Вот тут родители встревожились: почему сильно кашляет? Простужен? Через несколько месяцев медицинская комиссия определила у Жени туберкулез и развивающуюся гипертонию. По этой причине и посчитали его негодным для дальнейшей службы в армии.
Вернувшись в Москву осенью 1946 года, Женя никого из своих довоенных дворовых друзей не нашел, большинство погибли на фронте. Но теперь у него была новая, студенческая среда. И бесконечное чтение стихов друг другу, собственные и чужие воспоминания подогревали нетерпение, подстегивали писать обо всем сразу и в разных жанрах. Еще в Литинституте Женя решил написать сценарий, о котором рассказывал мне, когда мы познакомились. Тему коротко можно было определить так: послевоенная адаптация к мирной жизни. Возвращается в Москву с фронта 20-летний младший лейтенант. Перепрыгивая через две ступени (естественно, это наш двор, и наш дом, и наш подъезд), взбегает на четвертый этаж, звонит в дверь. Улыбка растягивает его губы. Сейчас он увидит тех, кто провожал его в армию, кто населял эту квартиру во всех его снах о доме. Постепенно лицо его каменеет, в квартире сплошь чужие люди — кто-то погиб на фронте, кто-то не вернулся из эвакуации. «Здесь моя комната, — говорит младший лейтенант, — здесь я жил до войны». И ощущает, как на него накатывает тоска.
Главное, считал Женя, это сразу показать, как герой неожиданно оказывается среди незнакомых людей. Никаких поездов, везущих лейтенанта с фронта, никаких панорам московских улиц. Сразу: дом, лестница, дверь, чужие люди. Утром приехал, вечером начинает осваиваться среди них. Мы оба так любили кино, что обсуждать этот сценарий было удовольствием.
Женина квартира, как и у героя так и не написанного сценария, тоже почти сплошь состояла из новых жильцов. Евгения Матвеевна получила здесь две смежные комнаты раньше других: первому секретарю Советского райкома партии «улучшили жилищные условия», как тогда говорили. То ли это был тридцать шестой год, то ли начало тридцать седьмого. Квартира была барской — с высокими потолками, с окном в ванной комнате, с комнатой для прислуги при кухне. «Переезжаем в хоромы», — радовались они. Вот уж поистине — «жить стало лучше, жить стало веселей».

+ + + +

▶ **Описание задания**: Пожалуйста, верните дословно отрывок из текста для чтения: от слов «Вот тут родители» до слов «службы в армии.» включительно. Строки с данными здесь никакой роли не играют.

▶ **Приведённые данные**:
+ + + +

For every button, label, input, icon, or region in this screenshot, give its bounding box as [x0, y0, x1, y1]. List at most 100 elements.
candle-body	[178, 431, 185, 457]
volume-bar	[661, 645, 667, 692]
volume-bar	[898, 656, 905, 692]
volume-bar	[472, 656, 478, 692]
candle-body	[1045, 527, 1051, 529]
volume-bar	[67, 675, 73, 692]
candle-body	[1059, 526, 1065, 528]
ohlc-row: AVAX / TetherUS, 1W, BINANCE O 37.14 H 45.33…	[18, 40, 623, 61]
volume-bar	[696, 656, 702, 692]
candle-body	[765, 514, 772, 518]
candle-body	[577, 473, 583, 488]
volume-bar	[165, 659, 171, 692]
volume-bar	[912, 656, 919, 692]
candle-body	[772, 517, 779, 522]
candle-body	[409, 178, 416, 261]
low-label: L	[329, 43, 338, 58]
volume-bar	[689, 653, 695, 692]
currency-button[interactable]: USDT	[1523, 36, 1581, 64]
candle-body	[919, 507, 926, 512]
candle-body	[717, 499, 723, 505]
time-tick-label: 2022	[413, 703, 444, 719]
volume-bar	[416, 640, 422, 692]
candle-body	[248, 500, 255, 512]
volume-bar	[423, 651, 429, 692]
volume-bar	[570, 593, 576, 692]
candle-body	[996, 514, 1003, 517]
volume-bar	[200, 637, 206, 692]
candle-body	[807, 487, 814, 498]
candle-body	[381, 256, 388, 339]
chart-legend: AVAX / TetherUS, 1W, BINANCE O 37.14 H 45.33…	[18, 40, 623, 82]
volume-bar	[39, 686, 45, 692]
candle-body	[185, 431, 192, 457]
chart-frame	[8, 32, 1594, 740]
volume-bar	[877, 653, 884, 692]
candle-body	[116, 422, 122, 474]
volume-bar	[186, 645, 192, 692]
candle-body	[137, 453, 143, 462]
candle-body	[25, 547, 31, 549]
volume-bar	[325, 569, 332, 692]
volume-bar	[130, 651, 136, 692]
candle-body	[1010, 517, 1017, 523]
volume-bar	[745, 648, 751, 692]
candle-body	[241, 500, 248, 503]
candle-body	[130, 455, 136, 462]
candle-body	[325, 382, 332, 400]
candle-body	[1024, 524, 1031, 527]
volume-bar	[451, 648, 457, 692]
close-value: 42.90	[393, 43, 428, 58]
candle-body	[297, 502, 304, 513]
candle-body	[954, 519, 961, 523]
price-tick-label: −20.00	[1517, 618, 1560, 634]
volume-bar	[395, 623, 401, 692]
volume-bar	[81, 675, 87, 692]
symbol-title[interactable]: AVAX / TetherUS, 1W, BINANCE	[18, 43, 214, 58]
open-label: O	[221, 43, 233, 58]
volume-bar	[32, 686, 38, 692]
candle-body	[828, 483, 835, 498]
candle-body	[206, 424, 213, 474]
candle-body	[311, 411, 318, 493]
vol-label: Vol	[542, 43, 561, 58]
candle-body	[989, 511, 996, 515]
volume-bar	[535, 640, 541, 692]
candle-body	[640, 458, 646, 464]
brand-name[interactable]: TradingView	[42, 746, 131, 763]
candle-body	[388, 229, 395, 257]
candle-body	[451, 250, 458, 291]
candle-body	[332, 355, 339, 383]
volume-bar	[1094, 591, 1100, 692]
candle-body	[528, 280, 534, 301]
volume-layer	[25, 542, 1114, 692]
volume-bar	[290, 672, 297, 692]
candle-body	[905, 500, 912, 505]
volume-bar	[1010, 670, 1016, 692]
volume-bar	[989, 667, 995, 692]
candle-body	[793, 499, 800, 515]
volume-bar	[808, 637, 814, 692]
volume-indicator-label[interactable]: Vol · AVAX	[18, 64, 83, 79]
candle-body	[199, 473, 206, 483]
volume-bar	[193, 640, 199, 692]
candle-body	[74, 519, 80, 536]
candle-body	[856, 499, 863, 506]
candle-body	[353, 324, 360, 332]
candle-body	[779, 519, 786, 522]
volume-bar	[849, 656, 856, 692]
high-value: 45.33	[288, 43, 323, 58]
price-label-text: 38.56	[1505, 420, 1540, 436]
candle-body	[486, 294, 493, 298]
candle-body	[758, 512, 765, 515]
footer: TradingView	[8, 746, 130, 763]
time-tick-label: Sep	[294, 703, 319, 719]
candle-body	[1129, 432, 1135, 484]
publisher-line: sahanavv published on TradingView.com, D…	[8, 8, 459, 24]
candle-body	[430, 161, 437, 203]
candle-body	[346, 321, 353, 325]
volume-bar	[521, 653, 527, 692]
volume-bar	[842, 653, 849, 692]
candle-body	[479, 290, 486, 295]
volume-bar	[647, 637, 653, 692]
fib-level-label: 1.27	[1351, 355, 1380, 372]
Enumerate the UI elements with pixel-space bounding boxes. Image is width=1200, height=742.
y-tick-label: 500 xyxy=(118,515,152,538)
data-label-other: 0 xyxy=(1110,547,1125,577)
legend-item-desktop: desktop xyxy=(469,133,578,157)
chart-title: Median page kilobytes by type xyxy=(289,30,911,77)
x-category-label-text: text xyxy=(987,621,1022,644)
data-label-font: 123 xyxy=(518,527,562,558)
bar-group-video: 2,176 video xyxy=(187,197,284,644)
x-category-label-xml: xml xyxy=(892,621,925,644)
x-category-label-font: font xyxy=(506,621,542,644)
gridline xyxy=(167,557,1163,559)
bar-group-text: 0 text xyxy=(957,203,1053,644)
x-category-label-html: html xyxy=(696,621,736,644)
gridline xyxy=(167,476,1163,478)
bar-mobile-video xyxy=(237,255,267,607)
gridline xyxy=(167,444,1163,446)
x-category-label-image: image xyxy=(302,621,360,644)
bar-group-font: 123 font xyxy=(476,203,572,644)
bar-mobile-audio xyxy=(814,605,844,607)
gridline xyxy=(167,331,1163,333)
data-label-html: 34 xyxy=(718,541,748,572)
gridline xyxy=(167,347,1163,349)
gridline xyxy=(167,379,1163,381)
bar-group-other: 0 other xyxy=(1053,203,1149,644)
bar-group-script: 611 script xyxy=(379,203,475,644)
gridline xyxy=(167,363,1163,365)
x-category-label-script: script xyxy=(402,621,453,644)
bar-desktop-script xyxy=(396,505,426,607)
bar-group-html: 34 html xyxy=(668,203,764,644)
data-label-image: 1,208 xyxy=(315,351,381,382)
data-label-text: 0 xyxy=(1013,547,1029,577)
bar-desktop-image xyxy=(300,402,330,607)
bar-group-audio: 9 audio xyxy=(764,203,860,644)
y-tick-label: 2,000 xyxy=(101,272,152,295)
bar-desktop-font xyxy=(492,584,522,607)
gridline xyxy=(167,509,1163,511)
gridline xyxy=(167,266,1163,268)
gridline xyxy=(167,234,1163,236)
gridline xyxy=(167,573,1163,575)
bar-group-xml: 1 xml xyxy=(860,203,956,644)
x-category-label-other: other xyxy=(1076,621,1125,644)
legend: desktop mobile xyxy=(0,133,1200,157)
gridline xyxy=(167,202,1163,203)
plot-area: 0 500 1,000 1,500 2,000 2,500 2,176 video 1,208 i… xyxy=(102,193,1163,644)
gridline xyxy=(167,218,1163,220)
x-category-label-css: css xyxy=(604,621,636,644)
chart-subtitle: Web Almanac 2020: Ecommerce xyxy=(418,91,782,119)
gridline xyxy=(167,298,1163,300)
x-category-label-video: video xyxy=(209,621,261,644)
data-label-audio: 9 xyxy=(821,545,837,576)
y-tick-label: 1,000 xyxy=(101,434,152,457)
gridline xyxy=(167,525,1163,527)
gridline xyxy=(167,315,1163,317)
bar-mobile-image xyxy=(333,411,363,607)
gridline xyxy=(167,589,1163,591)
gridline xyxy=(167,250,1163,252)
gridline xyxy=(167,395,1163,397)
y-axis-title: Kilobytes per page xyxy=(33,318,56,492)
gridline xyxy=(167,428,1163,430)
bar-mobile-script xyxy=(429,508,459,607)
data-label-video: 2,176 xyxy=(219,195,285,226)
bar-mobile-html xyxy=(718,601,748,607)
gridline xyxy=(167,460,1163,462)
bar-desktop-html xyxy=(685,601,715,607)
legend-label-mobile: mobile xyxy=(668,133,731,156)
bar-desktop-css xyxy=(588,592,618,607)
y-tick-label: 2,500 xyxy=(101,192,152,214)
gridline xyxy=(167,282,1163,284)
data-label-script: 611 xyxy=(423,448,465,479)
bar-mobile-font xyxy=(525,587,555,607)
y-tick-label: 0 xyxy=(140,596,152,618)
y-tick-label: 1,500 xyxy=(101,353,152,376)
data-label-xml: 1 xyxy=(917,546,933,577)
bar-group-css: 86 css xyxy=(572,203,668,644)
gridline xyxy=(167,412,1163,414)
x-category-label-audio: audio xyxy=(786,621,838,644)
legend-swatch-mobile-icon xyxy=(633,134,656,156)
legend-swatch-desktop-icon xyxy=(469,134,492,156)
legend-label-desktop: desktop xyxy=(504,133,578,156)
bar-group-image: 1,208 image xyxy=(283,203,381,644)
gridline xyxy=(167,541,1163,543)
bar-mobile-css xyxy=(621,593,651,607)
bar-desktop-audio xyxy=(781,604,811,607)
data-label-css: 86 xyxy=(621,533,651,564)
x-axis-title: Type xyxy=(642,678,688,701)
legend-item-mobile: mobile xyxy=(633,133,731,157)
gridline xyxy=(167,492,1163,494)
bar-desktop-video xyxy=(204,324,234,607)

+ + + +

▶ **Поле для ответа**:
Вот тут родители встревожились: почему сильно кашляет? Простужен? Через несколько месяцев медицинская комиссия определила у Жени туберкулез и развивающуюся гипертонию. По этой причине и посчитали его негодным для дальнейшей службы в армии.